[start of Data section]
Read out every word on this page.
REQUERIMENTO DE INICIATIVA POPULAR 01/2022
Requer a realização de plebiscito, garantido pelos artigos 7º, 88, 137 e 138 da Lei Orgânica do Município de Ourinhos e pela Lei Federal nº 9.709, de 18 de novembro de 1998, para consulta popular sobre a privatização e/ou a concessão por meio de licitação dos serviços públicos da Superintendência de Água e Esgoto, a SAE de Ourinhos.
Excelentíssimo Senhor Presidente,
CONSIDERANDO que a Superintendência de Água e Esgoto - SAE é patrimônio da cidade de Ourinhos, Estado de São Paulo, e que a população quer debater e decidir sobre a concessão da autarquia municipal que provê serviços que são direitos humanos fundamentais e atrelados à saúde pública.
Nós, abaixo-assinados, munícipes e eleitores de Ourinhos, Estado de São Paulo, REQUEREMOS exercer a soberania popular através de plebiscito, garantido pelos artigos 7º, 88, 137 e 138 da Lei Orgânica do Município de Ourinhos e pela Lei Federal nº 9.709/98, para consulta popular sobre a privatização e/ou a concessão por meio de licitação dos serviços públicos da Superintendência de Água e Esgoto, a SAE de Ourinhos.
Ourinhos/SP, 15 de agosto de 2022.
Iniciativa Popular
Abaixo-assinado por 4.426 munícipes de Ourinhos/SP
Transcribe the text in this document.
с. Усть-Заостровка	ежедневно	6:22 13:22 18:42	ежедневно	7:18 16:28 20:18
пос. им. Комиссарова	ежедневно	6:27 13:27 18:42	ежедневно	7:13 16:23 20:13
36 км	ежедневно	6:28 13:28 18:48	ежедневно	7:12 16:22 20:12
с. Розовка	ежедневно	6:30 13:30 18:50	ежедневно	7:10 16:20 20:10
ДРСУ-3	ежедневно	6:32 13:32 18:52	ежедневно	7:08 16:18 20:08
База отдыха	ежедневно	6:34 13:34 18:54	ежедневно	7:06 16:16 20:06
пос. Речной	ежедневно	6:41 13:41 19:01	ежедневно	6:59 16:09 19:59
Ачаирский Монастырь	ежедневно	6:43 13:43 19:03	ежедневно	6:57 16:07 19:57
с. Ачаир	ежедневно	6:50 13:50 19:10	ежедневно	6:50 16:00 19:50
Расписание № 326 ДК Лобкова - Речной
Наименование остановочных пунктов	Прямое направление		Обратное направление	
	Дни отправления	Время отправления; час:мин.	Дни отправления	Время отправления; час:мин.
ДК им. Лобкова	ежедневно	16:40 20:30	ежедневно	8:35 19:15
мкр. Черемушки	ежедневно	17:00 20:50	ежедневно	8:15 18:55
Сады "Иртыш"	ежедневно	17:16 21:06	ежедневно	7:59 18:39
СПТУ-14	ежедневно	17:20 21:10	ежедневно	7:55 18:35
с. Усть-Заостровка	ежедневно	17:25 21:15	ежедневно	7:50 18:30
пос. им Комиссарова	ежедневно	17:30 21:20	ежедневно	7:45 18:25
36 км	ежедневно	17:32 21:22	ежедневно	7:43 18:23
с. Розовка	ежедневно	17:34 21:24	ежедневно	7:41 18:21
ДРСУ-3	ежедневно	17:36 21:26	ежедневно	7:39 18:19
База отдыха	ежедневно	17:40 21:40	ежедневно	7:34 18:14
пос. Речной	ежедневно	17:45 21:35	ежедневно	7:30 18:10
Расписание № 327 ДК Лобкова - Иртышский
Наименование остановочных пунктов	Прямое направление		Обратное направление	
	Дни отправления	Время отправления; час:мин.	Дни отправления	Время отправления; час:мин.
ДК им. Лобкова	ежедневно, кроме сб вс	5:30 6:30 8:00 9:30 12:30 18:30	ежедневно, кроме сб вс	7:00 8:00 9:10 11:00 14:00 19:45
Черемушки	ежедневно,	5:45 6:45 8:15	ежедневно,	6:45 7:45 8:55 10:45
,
[end of Data section]
» Short task:
Copy every line of the material, please, keeping it exactly the same.

» Answer to this problem:
Read out every word on this page.
REQUERIMENTO DE INICIATIVA POPULAR 01/2022
Requer a realização de plebiscito, garantido pelos artigos 7º, 88, 137 e 138 da Lei Orgânica do Município de Ourinhos e pela Lei Federal nº 9.709, de 18 de novembro de 1998, para consulta popular sobre a privatização e/ou a concessão por meio de licitação dos serviços públicos da Superintendência de Água e Esgoto, a SAE de Ourinhos.
Excelentíssimo Senhor Presidente,
CONSIDERANDO que a Superintendência de Água e Esgoto - SAE é patrimônio da cidade de Ourinhos, Estado de São Paulo, e que a população quer debater e decidir sobre a concessão da autarquia municipal que provê serviços que são direitos humanos fundamentais e atrelados à saúde pública.
Nós, abaixo-assinados, munícipes e eleitores de Ourinhos, Estado de São Paulo, REQUEREMOS exercer a soberania popular através de plebiscito, garantido pelos artigos 7º, 88, 137 e 138 da Lei Orgânica do Município de Ourinhos e pela Lei Federal nº 9.709/98, para consulta popular sobre a privatização e/ou a concessão por meio de licitação dos serviços públicos da Superintendência de Água e Esgoto, a SAE de Ourinhos.
Ourinhos/SP, 15 de agosto de 2022.
Iniciativa Popular
Abaixo-assinado por 4.426 munícipes de Ourinhos/SP
Transcribe the text in this document.
с. Усть-Заостровка	ежедневно	6:22 13:22 18:42	ежедневно	7:18 16:28 20:18
пос. им. Комиссарова	ежедневно	6:27 13:27 18:42	ежедневно	7:13 16:23 20:13
36 км	ежедневно	6:28 13:28 18:48	ежедневно	7:12 16:22 20:12
с. Розовка	ежедневно	6:30 13:30 18:50	ежедневно	7:10 16:20 20:10
ДРСУ-3	ежедневно	6:32 13:32 18:52	ежедневно	7:08 16:18 20:08
База отдыха	ежедневно	6:34 13:34 18:54	ежедневно	7:06 16:16 20:06
пос. Речной	ежедневно	6:41 13:41 19:01	ежедневно	6:59 16:09 19:59
Ачаирский Монастырь	ежедневно	6:43 13:43 19:03	ежедневно	6:57 16:07 19:57
с. Ачаир	ежедневно	6:50 13:50 19:10	ежедневно	6:50 16:00 19:50
Расписание № 326 ДК Лобкова - Речной
Наименование остановочных пунктов	Прямое направление		Обратное направление	
	Дни отправления	Время отправления; час:мин.	Дни отправления	Время отправления; час:мин.
ДК им. Лобкова	ежедневно	16:40 20:30	ежедневно	8:35 19:15
мкр. Черемушки	ежедневно	17:00 20:50	ежедневно	8:15 18:55
Сады "Иртыш"	ежедневно	17:16 21:06	ежедневно	7:59 18:39
СПТУ-14	ежедневно	17:20 21:10	ежедневно	7:55 18:35
с. Усть-Заостровка	ежедневно	17:25 21:15	ежедневно	7:50 18:30
пос. им Комиссарова	ежедневно	17:30 21:20	ежедневно	7:45 18:25
36 км	ежедневно	17:32 21:22	ежедневно	7:43 18:23
с. Розовка	ежедневно	17:34 21:24	ежедневно	7:41 18:21
ДРСУ-3	ежедневно	17:36 21:26	ежедневно	7:39 18:19
База отдыха	ежедневно	17:40 21:40	ежедневно	7:34 18:14
пос. Речной	ежедневно	17:45 21:35	ежедневно	7:30 18:10
Расписание № 327 ДК Лобкова - Иртышский
Наименование остановочных пунктов	Прямое направление		Обратное направление	
	Дни отправления	Время отправления; час:мин.	Дни отправления	Время отправления; час:мин.
ДК им. Лобкова	ежедневно, кроме сб вс	5:30 6:30 8:00 9:30 12:30 18:30	ежедневно, кроме сб вс	7:00 8:00 9:10 11:00 14:00 19:45
Черемушки	ежедневно,	5:45 6:45 8:15	ежедневно,	6:45 7:45 8:55 10:45
,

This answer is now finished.